§ Data extract

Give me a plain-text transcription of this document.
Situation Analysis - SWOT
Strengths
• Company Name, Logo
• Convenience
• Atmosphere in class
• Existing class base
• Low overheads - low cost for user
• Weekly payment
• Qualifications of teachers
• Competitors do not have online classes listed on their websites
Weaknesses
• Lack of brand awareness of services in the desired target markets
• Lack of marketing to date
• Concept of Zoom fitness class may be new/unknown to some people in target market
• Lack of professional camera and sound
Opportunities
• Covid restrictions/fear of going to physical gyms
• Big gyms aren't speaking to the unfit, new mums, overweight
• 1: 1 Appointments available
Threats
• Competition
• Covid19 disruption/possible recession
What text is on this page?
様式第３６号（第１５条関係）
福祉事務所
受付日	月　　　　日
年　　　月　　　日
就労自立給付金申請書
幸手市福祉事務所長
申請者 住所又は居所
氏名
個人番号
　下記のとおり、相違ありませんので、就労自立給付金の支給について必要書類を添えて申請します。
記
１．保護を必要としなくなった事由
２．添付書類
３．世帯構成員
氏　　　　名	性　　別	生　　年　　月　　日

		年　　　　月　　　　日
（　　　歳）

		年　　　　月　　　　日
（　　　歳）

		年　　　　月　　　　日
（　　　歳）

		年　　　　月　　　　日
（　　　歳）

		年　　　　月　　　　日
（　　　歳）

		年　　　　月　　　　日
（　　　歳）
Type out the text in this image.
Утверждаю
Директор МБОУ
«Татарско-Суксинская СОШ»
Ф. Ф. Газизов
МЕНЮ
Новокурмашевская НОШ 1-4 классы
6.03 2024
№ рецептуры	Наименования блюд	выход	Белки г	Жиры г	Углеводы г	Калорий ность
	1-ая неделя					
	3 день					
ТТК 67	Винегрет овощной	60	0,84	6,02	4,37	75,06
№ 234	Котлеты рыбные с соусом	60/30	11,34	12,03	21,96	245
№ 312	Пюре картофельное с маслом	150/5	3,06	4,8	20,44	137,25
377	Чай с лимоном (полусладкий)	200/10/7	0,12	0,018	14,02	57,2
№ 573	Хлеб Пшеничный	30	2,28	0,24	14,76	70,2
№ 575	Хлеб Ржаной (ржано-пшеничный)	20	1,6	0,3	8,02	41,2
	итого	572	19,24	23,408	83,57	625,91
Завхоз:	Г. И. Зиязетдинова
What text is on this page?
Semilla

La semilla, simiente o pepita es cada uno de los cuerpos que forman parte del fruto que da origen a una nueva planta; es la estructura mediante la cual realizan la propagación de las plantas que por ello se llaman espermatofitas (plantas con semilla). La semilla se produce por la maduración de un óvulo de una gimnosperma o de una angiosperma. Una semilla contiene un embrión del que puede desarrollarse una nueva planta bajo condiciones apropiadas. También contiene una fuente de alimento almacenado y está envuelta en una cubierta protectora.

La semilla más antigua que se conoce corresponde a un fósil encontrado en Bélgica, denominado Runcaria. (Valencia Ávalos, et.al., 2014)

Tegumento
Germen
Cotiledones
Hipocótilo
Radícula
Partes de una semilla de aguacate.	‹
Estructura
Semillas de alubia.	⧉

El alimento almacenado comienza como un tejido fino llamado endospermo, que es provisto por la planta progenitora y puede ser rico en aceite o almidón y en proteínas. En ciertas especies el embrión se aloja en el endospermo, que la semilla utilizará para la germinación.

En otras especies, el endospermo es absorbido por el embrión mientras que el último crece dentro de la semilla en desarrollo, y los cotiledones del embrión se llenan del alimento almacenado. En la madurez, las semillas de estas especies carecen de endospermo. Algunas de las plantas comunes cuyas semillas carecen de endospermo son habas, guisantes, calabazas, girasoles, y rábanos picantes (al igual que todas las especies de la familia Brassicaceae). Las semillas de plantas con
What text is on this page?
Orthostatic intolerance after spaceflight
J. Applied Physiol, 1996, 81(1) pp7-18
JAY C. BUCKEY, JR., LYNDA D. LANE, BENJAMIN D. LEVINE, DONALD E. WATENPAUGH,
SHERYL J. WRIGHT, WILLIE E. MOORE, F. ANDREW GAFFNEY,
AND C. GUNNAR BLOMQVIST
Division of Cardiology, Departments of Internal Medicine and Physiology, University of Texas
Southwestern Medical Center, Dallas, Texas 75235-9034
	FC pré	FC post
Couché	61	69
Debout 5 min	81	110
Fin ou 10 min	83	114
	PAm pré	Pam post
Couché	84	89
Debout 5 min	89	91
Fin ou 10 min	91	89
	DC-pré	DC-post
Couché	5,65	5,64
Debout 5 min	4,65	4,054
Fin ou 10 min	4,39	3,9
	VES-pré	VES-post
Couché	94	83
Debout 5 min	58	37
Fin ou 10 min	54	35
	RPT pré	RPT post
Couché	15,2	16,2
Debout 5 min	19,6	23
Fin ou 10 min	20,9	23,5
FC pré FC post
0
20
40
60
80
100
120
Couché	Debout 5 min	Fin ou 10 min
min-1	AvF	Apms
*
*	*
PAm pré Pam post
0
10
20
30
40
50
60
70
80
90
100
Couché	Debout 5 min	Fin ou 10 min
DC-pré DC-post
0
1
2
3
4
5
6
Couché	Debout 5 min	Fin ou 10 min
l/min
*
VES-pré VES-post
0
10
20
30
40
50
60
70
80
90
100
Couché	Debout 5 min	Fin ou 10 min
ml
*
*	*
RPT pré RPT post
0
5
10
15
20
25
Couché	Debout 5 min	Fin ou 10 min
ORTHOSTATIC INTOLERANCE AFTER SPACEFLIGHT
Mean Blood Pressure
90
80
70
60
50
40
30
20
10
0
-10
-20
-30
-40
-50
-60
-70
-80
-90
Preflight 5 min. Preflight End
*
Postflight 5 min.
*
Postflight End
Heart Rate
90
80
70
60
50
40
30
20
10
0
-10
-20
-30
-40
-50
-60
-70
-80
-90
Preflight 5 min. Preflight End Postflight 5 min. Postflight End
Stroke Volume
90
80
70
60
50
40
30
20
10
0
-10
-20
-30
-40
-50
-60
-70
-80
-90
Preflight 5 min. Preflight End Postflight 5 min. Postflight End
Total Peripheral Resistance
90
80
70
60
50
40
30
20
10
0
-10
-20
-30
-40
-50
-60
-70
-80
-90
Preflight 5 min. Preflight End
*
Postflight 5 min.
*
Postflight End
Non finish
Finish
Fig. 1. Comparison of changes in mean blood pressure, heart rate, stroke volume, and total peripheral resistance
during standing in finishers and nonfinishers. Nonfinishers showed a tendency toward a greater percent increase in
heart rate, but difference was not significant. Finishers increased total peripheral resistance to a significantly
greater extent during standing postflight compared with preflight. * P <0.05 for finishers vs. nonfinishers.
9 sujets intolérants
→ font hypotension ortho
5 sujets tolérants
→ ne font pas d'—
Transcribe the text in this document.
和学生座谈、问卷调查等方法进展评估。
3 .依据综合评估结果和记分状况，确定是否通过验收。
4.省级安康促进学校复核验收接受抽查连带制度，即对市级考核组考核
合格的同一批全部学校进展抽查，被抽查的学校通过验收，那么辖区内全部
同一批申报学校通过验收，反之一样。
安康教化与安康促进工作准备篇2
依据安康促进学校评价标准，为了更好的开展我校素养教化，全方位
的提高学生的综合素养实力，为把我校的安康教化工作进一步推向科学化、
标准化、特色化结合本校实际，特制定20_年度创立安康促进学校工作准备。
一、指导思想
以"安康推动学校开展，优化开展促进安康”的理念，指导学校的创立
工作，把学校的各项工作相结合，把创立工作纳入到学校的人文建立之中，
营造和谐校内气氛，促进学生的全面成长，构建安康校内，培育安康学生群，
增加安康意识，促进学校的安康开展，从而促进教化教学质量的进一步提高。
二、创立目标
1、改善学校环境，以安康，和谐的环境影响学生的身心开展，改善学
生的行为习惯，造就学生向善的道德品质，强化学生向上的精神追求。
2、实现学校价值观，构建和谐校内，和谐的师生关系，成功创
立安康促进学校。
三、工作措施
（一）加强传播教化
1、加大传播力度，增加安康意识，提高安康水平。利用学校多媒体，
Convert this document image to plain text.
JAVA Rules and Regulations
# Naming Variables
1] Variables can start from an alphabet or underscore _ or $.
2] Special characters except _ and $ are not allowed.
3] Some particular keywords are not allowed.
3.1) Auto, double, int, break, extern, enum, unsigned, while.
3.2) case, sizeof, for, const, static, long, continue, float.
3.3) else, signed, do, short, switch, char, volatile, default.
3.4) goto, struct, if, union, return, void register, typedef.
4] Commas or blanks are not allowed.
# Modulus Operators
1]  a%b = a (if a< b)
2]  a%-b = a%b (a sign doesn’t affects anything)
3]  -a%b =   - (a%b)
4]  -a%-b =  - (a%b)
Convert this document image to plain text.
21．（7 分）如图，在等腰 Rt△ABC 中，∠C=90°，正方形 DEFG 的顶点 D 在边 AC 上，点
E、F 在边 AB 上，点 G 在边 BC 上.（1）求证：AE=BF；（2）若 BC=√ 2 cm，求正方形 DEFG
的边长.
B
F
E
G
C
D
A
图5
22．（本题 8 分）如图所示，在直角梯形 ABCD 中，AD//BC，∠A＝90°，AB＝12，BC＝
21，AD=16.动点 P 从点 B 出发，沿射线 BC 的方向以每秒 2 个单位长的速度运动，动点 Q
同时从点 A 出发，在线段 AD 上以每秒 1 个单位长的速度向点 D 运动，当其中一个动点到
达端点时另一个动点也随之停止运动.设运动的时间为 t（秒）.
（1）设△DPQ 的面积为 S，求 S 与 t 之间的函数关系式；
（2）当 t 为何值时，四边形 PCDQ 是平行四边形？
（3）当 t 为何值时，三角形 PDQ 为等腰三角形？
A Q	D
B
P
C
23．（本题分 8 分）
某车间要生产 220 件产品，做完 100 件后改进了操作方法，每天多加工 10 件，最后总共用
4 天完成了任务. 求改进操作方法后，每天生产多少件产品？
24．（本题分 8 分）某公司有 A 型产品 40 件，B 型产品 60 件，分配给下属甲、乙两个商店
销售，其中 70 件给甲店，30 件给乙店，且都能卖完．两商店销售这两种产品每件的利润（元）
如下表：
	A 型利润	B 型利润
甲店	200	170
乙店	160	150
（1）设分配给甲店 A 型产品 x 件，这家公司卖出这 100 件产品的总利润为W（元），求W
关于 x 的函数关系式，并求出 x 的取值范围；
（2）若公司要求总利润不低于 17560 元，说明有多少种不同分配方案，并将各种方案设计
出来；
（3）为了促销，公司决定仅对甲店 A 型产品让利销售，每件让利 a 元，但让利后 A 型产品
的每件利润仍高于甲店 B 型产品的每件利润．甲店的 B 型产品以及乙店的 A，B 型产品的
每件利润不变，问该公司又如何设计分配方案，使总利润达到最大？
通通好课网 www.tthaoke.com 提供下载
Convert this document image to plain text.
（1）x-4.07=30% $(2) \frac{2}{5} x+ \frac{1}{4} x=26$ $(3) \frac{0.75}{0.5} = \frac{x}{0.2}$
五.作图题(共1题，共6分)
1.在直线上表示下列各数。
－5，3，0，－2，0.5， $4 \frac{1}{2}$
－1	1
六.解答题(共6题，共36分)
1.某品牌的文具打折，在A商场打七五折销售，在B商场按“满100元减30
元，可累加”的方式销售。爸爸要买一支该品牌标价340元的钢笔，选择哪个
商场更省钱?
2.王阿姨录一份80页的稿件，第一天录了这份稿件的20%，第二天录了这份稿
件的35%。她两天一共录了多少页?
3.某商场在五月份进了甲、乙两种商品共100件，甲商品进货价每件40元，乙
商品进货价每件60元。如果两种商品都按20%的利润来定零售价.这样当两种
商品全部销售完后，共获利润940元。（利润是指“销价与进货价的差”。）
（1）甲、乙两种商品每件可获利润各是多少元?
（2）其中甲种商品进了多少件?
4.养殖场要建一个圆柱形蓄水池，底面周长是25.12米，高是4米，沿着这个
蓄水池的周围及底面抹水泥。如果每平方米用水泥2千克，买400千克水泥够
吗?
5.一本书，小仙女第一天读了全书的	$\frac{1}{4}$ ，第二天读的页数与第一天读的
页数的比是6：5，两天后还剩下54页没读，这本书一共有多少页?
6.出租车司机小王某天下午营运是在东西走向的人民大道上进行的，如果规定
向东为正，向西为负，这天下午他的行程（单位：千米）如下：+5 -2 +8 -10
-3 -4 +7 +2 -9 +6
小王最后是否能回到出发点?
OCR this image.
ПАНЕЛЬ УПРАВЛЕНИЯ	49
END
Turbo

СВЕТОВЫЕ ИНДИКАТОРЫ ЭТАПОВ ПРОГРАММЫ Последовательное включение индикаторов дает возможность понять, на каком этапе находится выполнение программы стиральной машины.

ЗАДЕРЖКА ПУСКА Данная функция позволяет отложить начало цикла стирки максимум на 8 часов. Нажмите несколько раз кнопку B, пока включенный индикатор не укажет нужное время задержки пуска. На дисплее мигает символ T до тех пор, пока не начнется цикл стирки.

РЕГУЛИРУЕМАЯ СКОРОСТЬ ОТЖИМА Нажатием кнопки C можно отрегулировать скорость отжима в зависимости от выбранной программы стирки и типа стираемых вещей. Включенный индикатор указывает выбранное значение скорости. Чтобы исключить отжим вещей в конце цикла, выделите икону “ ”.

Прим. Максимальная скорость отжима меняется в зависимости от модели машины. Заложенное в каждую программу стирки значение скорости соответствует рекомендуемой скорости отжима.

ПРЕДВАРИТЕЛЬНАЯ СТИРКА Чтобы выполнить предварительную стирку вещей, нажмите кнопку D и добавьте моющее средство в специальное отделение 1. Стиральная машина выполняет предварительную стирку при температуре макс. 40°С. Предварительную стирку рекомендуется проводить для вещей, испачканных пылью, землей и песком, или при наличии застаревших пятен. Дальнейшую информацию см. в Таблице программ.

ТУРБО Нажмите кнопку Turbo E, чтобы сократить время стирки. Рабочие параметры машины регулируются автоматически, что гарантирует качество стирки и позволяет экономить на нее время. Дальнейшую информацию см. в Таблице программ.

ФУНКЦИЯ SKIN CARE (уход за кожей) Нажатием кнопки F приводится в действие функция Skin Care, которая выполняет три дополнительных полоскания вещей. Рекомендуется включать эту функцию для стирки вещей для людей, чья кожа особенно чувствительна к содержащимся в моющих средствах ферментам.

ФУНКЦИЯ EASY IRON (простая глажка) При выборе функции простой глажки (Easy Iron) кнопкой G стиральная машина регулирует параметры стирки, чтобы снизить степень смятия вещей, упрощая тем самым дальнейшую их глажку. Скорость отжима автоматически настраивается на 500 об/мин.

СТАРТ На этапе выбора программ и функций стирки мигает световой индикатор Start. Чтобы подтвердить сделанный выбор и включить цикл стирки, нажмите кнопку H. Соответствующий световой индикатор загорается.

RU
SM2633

§ Description of the task
Examine the records and pull out every line where the string "Variables" occurs.

§ Complete answer
# Naming Variables
1] Variables can start from an alphabet or underscore _ or $.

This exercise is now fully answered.